Select every line of the listing that contains the string "caret", treating uppercase and lowercase as distinct, and copy those lines.

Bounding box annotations
"""
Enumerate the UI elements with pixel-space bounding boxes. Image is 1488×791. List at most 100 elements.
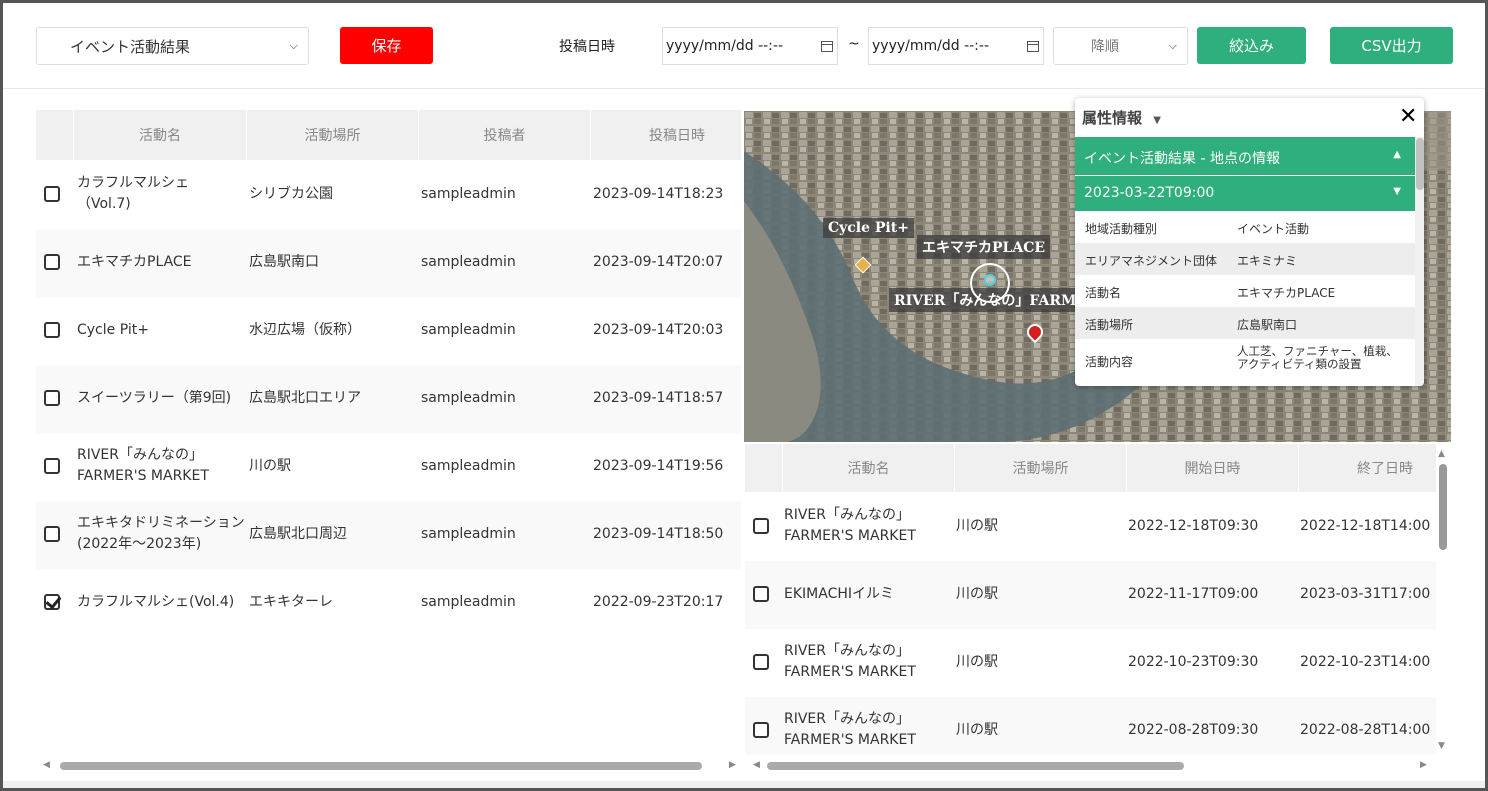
header-activity-name[interactable]: 活動名 <box>74 110 246 160</box>
attribute-key: 活動場所 <box>1085 318 1134 332</box>
posted-date-cell: 2023-09-14T18:57 <box>593 390 724 406</box>
bottom-edge <box>3 781 1485 788</box>
caret-down-icon[interactable]: ▼ <box>1393 186 1401 197</box>
right-table-hscroll-thumb[interactable] <box>767 762 1184 770</box>
table-row[interactable]: カラフルマルシェ （Vol.7) シリブカ公園 sampleadmin 2023-09-… <box>36 161 741 229</box>
posted-date-cell: 2023-09-14T18:50 <box>593 526 724 542</box>
map-label-ekimachika[interactable]: エキマチカPLACE <box>917 235 1051 259</box>
attribute-row: エリアマネジメント団体 エキミナミ <box>1075 243 1415 275</box>
row-checkbox[interactable] <box>753 586 769 602</box>
csv-export-button[interactable]: CSV出力 <box>1330 27 1453 64</box>
scroll-up-arrow-icon[interactable]: ▲ <box>1438 449 1445 459</box>
poster-cell: sampleadmin <box>421 390 516 406</box>
activity-place-cell: エキキターレ <box>249 594 333 610</box>
activity-place-cell: 川の駅 <box>956 654 998 670</box>
activity-name-cell: Cycle Pit+ <box>77 320 247 341</box>
poster-cell: sampleadmin <box>421 594 516 610</box>
row-checkbox[interactable] <box>44 254 60 270</box>
activity-name-line2: FARMER'S MARKET <box>77 468 209 484</box>
poster-cell: sampleadmin <box>421 458 516 474</box>
popup-section-header[interactable]: イベント活動結果 - 地点の情報 ▲ <box>1075 137 1415 175</box>
header-end-date[interactable]: 終了日時 <box>1299 444 1436 492</box>
scroll-right-arrow-icon[interactable]: ▶ <box>729 760 736 770</box>
posted-date-cell: 2023-09-14T20:07 <box>593 254 724 270</box>
activity-place-cell: 川の駅 <box>956 722 998 738</box>
header-checkbox-cell <box>36 110 73 160</box>
sort-order-select[interactable]: 降順 ⌵ <box>1053 27 1188 65</box>
calendar-icon[interactable] <box>821 40 833 52</box>
poster-cell: sampleadmin <box>421 322 516 338</box>
left-table-hscroll-thumb[interactable] <box>60 762 702 770</box>
layer-select[interactable]: イベント活動結果 ⌵ <box>36 27 309 65</box>
activity-place-cell: 川の駅 <box>956 586 998 602</box>
row-checkbox[interactable] <box>44 526 60 542</box>
activity-name-line1: RIVER「みんなの」 <box>784 711 911 727</box>
table-row[interactable]: RIVER「みんなの」 FARMER'S MARKET 川の駅 2022-10-23T… <box>745 629 1436 697</box>
right-table-scrollbar-thumb[interactable] <box>1439 464 1447 550</box>
sort-order-value: 降順 <box>1091 39 1119 55</box>
header-posted-date[interactable]: 投稿日時 <box>591 110 741 160</box>
posted-datetime-label: 投稿日時 <box>559 39 615 55</box>
activity-name-cell: エキキタドリミネーション (2022年～2023年) <box>77 513 247 555</box>
scroll-down-arrow-icon[interactable]: ▼ <box>1438 741 1445 751</box>
attribute-value: イベント活動 <box>1237 222 1310 236</box>
header-poster[interactable]: 投稿者 <box>419 110 590 160</box>
calendar-icon[interactable] <box>1027 40 1039 52</box>
table-row[interactable]: RIVER「みんなの」 FARMER'S MARKET 川の駅 sampleadmin… <box>36 433 741 501</box>
row-checkbox[interactable] <box>753 654 769 670</box>
chevron-down-icon: ⌵ <box>1168 39 1177 52</box>
date-from-input[interactable]: yyyy/mm/dd --:-- <box>662 27 838 65</box>
date-to-input[interactable]: yyyy/mm/dd --:-- <box>868 27 1044 65</box>
popup-subsection-title: 2023-03-22T09:00 <box>1084 185 1215 201</box>
attribute-value: 広島駅南口 <box>1237 318 1298 332</box>
chevron-down-icon: ⌵ <box>289 39 298 52</box>
activity-name-cell: カラフルマルシェ （Vol.7) <box>77 173 247 215</box>
popup-scrollbar-thumb[interactable] <box>1416 138 1424 190</box>
end-date-cell: 2022-08-28T14:00 <box>1300 722 1431 738</box>
close-icon[interactable]: ✕ <box>1399 104 1417 129</box>
attribute-info-popup: 属性情報 ▼ ✕ イベント活動結果 - 地点の情報 ▲ 2023-03-22T0… <box>1075 98 1424 386</box>
poster-cell: sampleadmin <box>421 254 516 270</box>
header-activity-name[interactable]: 活動名 <box>783 444 954 492</box>
row-checkbox[interactable] <box>44 458 60 474</box>
row-checkbox[interactable] <box>753 518 769 534</box>
scroll-right-arrow-icon[interactable]: ▶ <box>1420 760 1427 770</box>
activity-name-line1: スイーツラリー（第9回) <box>77 390 232 406</box>
row-checkbox[interactable] <box>753 722 769 738</box>
table-row[interactable]: エキマチカPLACE 広島駅南口 sampleadmin 2023-09-14T20:… <box>36 229 741 297</box>
table-row[interactable]: Cycle Pit+ 水辺広場（仮称） sampleadmin 2023-09-14T… <box>36 297 741 365</box>
row-checkbox[interactable] <box>44 390 60 406</box>
activity-name-line1: RIVER「みんなの」 <box>784 507 911 523</box>
filter-button[interactable]: 絞込み <box>1197 27 1306 64</box>
start-date-cell: 2022-08-28T09:30 <box>1128 722 1259 738</box>
scroll-left-arrow-icon[interactable]: ◀ <box>43 760 50 770</box>
activity-name-cell: RIVER「みんなの」 FARMER'S MARKET <box>784 709 954 751</box>
row-checkbox[interactable] <box>44 322 60 338</box>
caret-down-icon[interactable]: ▼ <box>1153 115 1161 126</box>
header-start-date[interactable]: 開始日時 <box>1127 444 1298 492</box>
table-row[interactable]: エキキタドリミネーション (2022年～2023年) 広島駅北口周辺 samplead… <box>36 501 741 569</box>
map-marker-selected-icon[interactable] <box>984 274 996 286</box>
table-row[interactable]: カラフルマルシェ(Vol.4) エキキターレ sampleadmin 2022-09-… <box>36 569 741 637</box>
map-label-cycle-pit[interactable]: Cycle Pit+ <box>823 218 914 238</box>
table-row[interactable]: RIVER「みんなの」 FARMER'S MARKET 川の駅 2022-12-18T… <box>745 493 1436 561</box>
table-row[interactable]: EKIMACHIイルミ 川の駅 2022-11-17T09:00 2023-03-31… <box>745 561 1436 629</box>
caret-up-icon[interactable]: ▲ <box>1393 149 1401 160</box>
activity-place-cell: 川の駅 <box>249 458 291 474</box>
scroll-left-arrow-icon[interactable]: ◀ <box>753 760 760 770</box>
header-activity-place[interactable]: 活動場所 <box>955 444 1126 492</box>
activity-name-line2: （Vol.7) <box>77 196 131 212</box>
activity-name-cell: スイーツラリー（第9回) <box>77 388 247 409</box>
header-activity-place[interactable]: 活動場所 <box>247 110 418 160</box>
row-checkbox[interactable] <box>44 594 60 610</box>
popup-title[interactable]: 属性情報 ▼ <box>1082 107 1161 128</box>
activity-name-line1: エキマチカPLACE <box>77 254 192 270</box>
row-checkbox[interactable] <box>44 186 60 202</box>
popup-subsection-header[interactable]: 2023-03-22T09:00 ▼ <box>1075 176 1415 211</box>
table-row[interactable]: スイーツラリー（第9回) 広島駅北口エリア sampleadmin 2023-09-1… <box>36 365 741 433</box>
poster-cell: sampleadmin <box>421 526 516 542</box>
save-button[interactable]: 保存 <box>340 27 433 64</box>
activity-name-cell: カラフルマルシェ(Vol.4) <box>77 592 247 613</box>
activity-name-cell: EKIMACHIイルミ <box>784 584 954 605</box>
start-date-cell: 2022-12-18T09:30 <box>1128 518 1259 534</box>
"""
ANSWER FOR THE TASK >>
caret-down-icon[interactable]: ▼ <box>1393 186 1401 197</box>
caret-down-icon[interactable]: ▼ <box>1153 115 1161 126</box>
caret-up-icon[interactable]: ▲ <box>1393 149 1401 160</box>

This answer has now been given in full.